### Aim of the exercise
What is the number of lines containing the string "promo"? Answer with the number only.

** Begin Provided data **

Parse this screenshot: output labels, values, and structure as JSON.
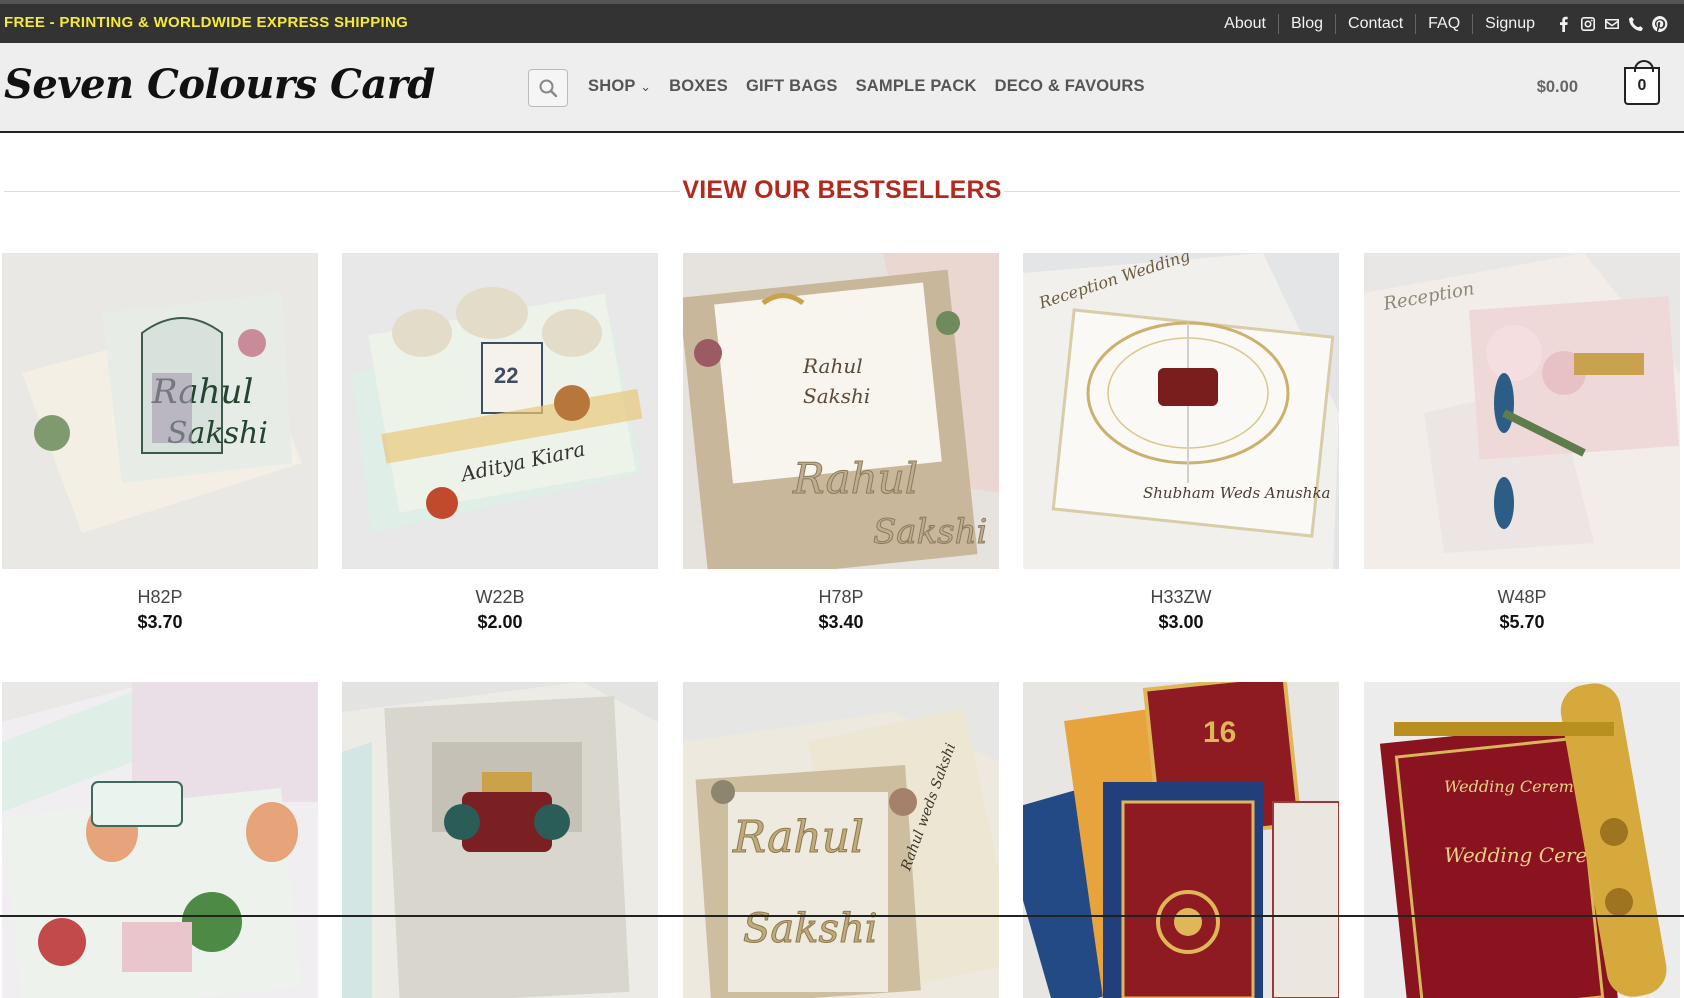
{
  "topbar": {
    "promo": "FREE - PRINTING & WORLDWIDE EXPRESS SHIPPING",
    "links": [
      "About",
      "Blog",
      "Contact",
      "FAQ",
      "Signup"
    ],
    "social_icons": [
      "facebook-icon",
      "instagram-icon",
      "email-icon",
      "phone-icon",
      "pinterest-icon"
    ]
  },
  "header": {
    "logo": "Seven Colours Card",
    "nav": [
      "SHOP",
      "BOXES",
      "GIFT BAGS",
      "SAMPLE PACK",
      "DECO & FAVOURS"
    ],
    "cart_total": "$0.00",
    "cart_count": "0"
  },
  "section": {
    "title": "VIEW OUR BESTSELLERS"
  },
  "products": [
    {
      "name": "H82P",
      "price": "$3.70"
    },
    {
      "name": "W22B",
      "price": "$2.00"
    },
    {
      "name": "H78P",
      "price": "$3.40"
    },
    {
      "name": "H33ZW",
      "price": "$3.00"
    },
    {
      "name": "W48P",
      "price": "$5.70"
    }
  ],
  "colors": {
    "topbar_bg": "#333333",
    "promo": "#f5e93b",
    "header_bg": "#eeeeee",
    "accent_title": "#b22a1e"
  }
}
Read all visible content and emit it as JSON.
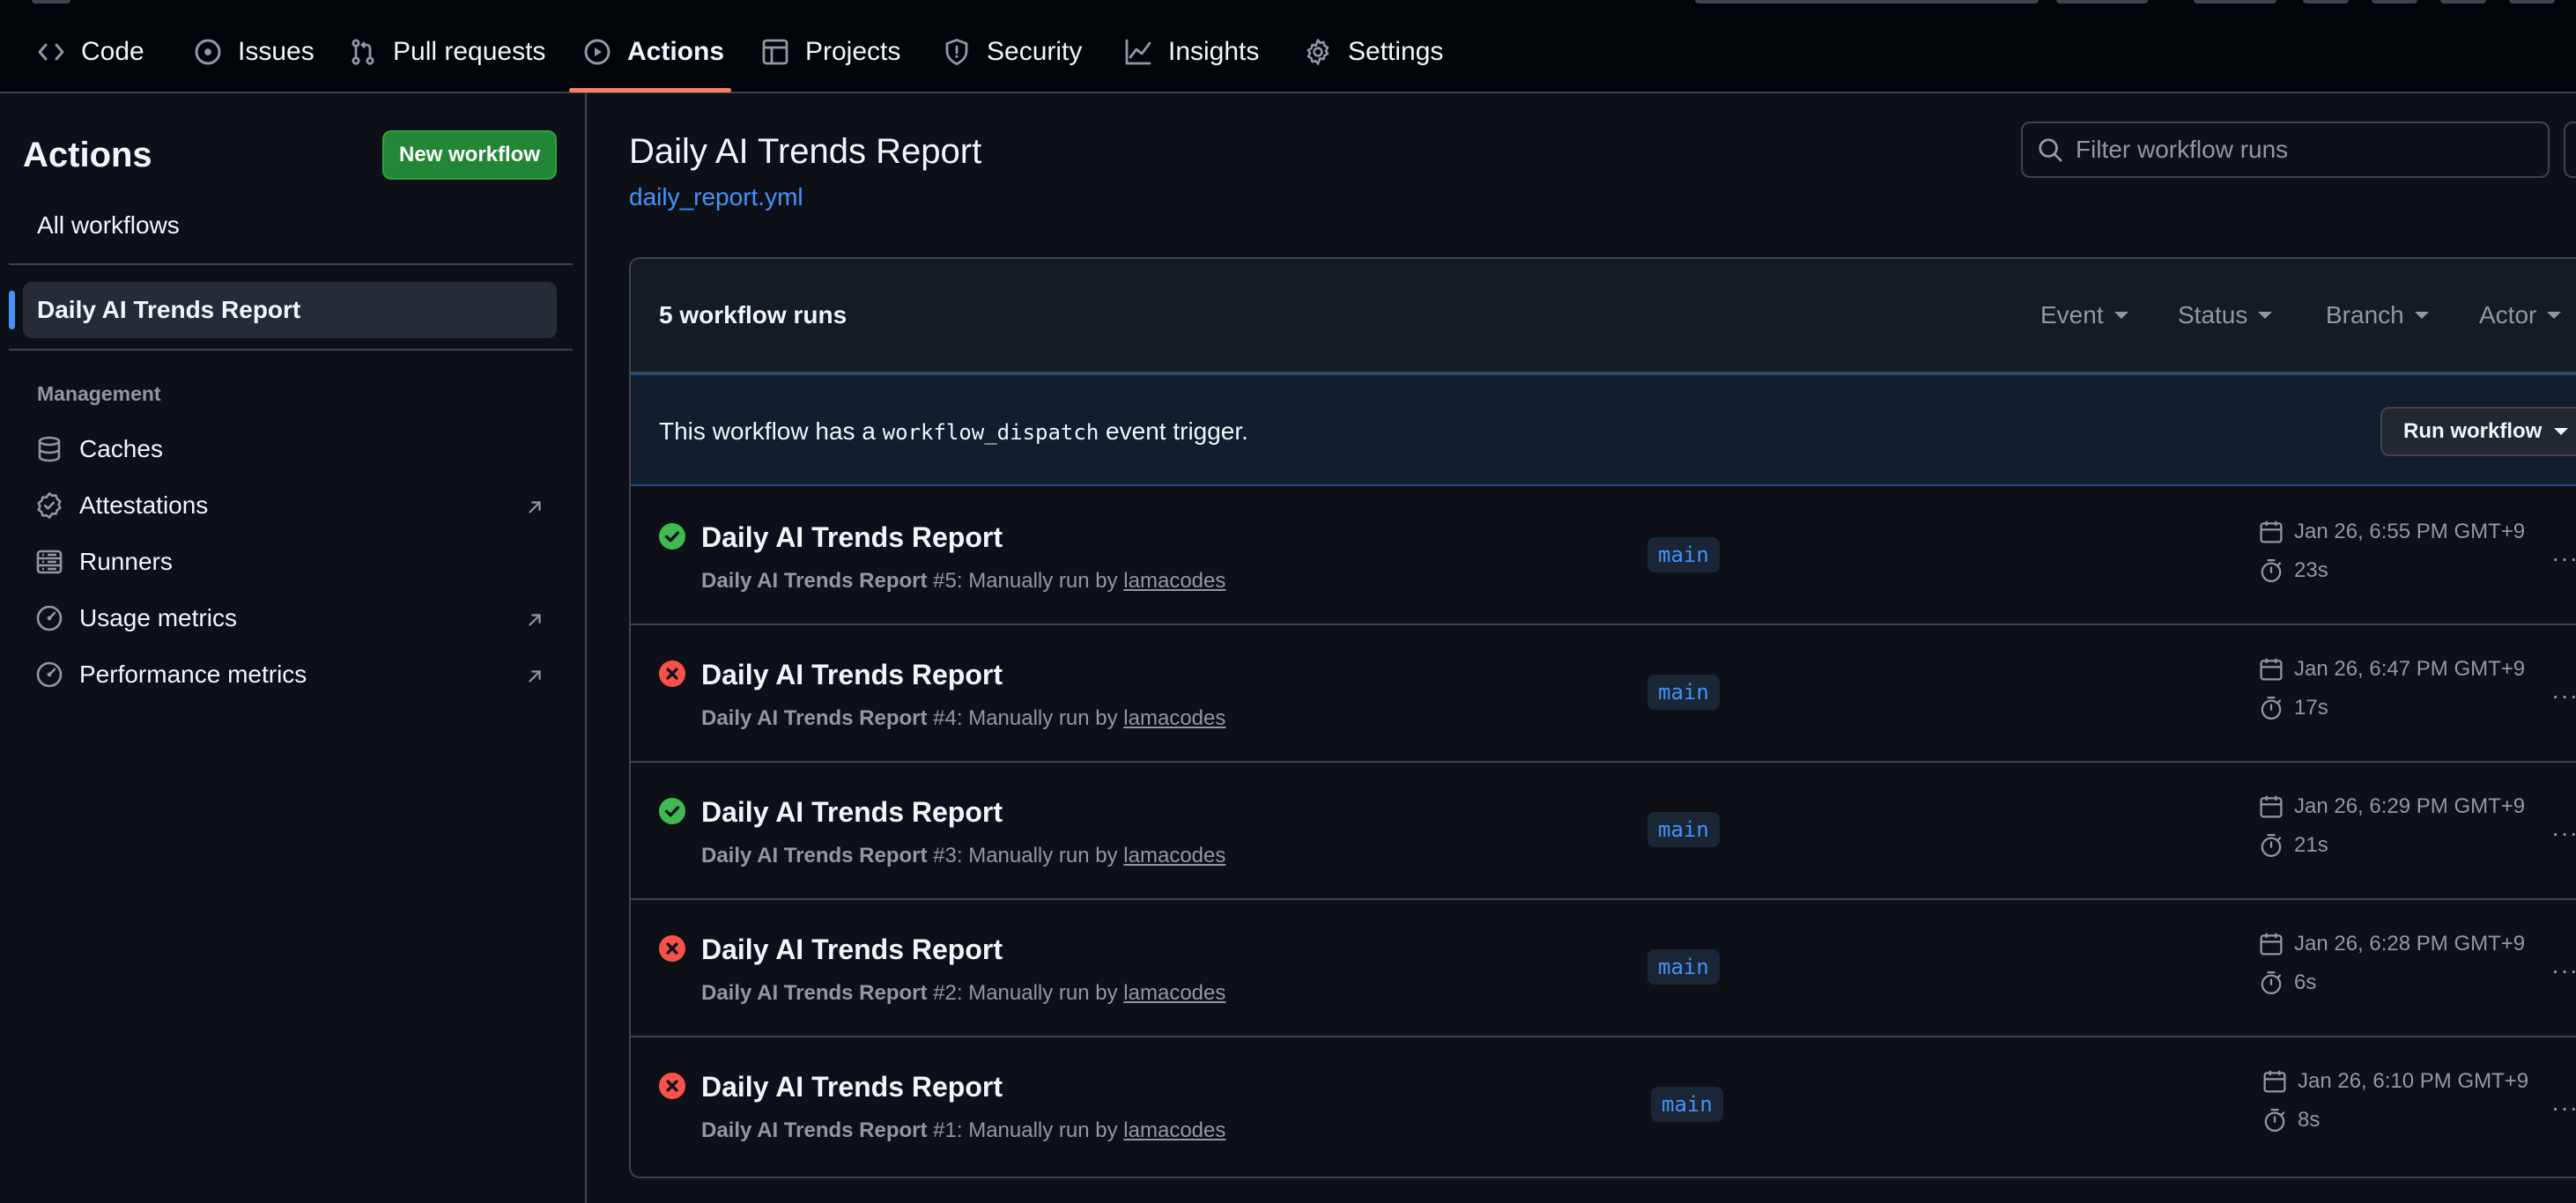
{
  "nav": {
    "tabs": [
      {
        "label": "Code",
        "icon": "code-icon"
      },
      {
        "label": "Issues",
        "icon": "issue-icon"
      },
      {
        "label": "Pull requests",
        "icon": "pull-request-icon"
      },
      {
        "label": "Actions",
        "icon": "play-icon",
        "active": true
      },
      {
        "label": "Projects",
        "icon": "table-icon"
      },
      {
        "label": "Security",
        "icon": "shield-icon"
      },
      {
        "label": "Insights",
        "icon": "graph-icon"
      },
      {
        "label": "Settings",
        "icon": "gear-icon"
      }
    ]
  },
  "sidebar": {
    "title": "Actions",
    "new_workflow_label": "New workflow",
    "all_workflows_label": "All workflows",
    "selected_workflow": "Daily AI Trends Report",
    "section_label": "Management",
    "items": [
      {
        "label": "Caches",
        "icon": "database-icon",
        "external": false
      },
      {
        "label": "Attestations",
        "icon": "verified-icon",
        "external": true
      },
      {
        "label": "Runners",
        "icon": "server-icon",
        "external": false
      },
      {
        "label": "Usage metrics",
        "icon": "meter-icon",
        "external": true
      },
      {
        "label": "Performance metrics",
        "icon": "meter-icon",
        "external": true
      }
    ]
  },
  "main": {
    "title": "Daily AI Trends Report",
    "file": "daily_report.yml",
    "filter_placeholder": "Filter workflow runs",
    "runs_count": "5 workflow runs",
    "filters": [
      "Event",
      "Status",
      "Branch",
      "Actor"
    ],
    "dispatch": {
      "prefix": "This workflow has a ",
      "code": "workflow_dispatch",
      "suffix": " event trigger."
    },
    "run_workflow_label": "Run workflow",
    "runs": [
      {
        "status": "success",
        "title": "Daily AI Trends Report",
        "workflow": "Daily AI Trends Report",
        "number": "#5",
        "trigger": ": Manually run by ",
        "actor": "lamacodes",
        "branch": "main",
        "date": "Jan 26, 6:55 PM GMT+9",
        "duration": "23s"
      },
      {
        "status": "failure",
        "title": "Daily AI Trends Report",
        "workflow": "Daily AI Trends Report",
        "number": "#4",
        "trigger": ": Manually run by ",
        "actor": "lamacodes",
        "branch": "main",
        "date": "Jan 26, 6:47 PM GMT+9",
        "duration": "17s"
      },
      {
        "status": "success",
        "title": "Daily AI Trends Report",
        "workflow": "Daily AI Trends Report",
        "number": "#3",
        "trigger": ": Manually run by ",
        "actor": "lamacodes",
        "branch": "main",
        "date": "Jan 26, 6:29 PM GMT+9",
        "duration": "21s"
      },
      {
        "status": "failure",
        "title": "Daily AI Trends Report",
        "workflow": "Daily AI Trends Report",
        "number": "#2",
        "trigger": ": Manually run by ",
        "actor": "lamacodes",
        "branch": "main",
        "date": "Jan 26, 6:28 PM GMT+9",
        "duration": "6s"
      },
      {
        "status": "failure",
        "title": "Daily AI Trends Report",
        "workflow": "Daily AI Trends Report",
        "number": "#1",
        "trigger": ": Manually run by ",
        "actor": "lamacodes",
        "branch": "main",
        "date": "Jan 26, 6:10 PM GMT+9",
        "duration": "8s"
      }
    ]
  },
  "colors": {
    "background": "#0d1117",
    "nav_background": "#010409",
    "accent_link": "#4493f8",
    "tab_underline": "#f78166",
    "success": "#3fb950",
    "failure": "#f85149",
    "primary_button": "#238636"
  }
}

** End Provided data **

### Solution for this task
2